= GOAL =
Give every entry again, word for word.

======== MATERIAL PROVIDED ========

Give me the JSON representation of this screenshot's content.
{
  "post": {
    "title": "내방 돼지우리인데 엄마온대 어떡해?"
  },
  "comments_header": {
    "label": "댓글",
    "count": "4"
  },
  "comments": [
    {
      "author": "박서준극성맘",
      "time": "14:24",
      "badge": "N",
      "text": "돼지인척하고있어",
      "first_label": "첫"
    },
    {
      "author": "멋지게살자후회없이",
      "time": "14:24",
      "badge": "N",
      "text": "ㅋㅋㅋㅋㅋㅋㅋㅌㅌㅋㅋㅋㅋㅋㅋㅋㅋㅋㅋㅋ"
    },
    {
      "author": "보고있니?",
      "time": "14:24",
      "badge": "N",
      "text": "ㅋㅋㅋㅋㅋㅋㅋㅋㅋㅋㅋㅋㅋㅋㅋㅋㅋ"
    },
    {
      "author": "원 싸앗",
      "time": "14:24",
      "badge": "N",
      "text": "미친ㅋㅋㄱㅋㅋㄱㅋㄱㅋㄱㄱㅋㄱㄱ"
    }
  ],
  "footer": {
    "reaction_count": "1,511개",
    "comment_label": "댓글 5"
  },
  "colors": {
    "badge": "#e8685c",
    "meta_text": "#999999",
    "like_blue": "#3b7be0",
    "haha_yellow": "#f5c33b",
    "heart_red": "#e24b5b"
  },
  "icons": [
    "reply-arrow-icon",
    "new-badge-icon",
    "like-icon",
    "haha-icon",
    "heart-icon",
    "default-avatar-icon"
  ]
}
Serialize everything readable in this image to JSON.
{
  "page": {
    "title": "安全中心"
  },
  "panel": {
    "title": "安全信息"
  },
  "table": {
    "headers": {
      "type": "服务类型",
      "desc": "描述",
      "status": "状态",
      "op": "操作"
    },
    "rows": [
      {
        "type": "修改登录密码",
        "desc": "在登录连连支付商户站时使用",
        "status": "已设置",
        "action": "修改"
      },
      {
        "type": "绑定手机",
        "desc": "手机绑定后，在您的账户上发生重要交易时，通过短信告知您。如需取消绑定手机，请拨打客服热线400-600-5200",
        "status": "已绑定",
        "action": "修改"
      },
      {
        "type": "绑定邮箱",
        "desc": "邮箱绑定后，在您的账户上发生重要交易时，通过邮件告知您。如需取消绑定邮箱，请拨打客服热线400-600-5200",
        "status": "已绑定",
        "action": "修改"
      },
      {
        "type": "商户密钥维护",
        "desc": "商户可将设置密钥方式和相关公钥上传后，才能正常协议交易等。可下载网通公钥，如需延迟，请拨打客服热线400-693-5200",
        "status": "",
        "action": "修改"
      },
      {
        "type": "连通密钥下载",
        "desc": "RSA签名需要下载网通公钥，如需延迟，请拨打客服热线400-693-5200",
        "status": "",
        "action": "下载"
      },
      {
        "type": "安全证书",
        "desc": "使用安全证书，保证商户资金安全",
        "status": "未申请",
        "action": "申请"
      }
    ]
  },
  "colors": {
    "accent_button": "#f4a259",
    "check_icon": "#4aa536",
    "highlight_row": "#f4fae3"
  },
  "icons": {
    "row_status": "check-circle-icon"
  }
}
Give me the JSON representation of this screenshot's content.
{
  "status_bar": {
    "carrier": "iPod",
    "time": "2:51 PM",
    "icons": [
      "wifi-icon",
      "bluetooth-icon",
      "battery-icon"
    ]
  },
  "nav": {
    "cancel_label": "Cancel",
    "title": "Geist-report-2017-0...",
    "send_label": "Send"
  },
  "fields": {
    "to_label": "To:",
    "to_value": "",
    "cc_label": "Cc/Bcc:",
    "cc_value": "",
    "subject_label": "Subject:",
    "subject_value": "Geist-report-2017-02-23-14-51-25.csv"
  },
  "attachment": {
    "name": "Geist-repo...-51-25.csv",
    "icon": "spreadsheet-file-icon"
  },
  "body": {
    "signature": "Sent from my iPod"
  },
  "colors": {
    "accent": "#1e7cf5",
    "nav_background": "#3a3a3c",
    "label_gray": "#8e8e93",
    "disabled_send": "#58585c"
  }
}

========

= COMPLETED TASK =
Give me the JSON representation of this screenshot's content.
{
  "post": {
    "title": "내방 돼지우리인데 엄마온대 어떡해?"
  },
  "comments_header": {
    "label": "댓글",
    "count": "4"
  },
  "comments": [
    {
      "author": "박서준극성맘",
      "time": "14:24",
      "badge": "N",
      "text": "돼지인척하고있어",
      "first_label": "첫"
    },
    {
      "author": "멋지게살자후회없이",
      "time": "14:24",
      "badge": "N",
      "text": "ㅋㅋㅋㅋㅋㅋㅋㅌㅌㅋㅋㅋㅋㅋㅋㅋㅋㅋㅋㅋ"
    },
    {
      "author": "보고있니?",
      "time": "14:24",
      "badge": "N",
      "text": "ㅋㅋㅋㅋㅋㅋㅋㅋㅋㅋㅋㅋㅋㅋㅋㅋㅋ"
    },
    {
      "author": "원 싸앗",
      "time": "14:24",
      "badge": "N",
      "text": "미친ㅋㅋㄱㅋㅋㄱㅋㄱㅋㄱㄱㅋㄱㄱ"
    }
  ],
  "footer": {
    "reaction_count": "1,511개",
    "comment_label": "댓글 5"
  },
  "colors": {
    "badge": "#e8685c",
    "meta_text": "#999999",
    "like_blue": "#3b7be0",
    "haha_yellow": "#f5c33b",
    "heart_red": "#e24b5b"
  },
  "icons": [
    "reply-arrow-icon",
    "new-badge-icon",
    "like-icon",
    "haha-icon",
    "heart-icon",
    "default-avatar-icon"
  ]
}
Serialize everything readable in this image to JSON.
{
  "page": {
    "title": "安全中心"
  },
  "panel": {
    "title": "安全信息"
  },
  "table": {
    "headers": {
      "type": "服务类型",
      "desc": "描述",
      "status": "状态",
      "op": "操作"
    },
    "rows": [
      {
        "type": "修改登录密码",
        "desc": "在登录连连支付商户站时使用",
        "status": "已设置",
        "action": "修改"
      },
      {
        "type": "绑定手机",
        "desc": "手机绑定后，在您的账户上发生重要交易时，通过短信告知您。如需取消绑定手机，请拨打客服热线400-600-5200",
        "status": "已绑定",
        "action": "修改"
      },
      {
        "type": "绑定邮箱",
        "desc": "邮箱绑定后，在您的账户上发生重要交易时，通过邮件告知您。如需取消绑定邮箱，请拨打客服热线400-600-5200",
        "status": "已绑定",
        "action": "修改"
      },
      {
        "type": "商户密钥维护",
        "desc": "商户可将设置密钥方式和相关公钥上传后，才能正常协议交易等。可下载网通公钥，如需延迟，请拨打客服热线400-693-5200",
        "status": "",
        "action": "修改"
      },
      {
        "type": "连通密钥下载",
        "desc": "RSA签名需要下载网通公钥，如需延迟，请拨打客服热线400-693-5200",
        "status": "",
        "action": "下载"
      },
      {
        "type": "安全证书",
        "desc": "使用安全证书，保证商户资金安全",
        "status": "未申请",
        "action": "申请"
      }
    ]
  },
  "colors": {
    "accent_button": "#f4a259",
    "check_icon": "#4aa536",
    "highlight_row": "#f4fae3"
  },
  "icons": {
    "row_status": "check-circle-icon"
  }
}
Give me the JSON representation of this screenshot's content.
{
  "status_bar": {
    "carrier": "iPod",
    "time": "2:51 PM",
    "icons": [
      "wifi-icon",
      "bluetooth-icon",
      "battery-icon"
    ]
  },
  "nav": {
    "cancel_label": "Cancel",
    "title": "Geist-report-2017-0...",
    "send_label": "Send"
  },
  "fields": {
    "to_label": "To:",
    "to_value": "",
    "cc_label": "Cc/Bcc:",
    "cc_value": "",
    "subject_label": "Subject:",
    "subject_value": "Geist-report-2017-02-23-14-51-25.csv"
  },
  "attachment": {
    "name": "Geist-repo...-51-25.csv",
    "icon": "spreadsheet-file-icon"
  },
  "body": {
    "signature": "Sent from my iPod"
  },
  "colors": {
    "accent": "#1e7cf5",
    "nav_background": "#3a3a3c",
    "label_gray": "#8e8e93",
    "disabled_send": "#58585c"
  }
}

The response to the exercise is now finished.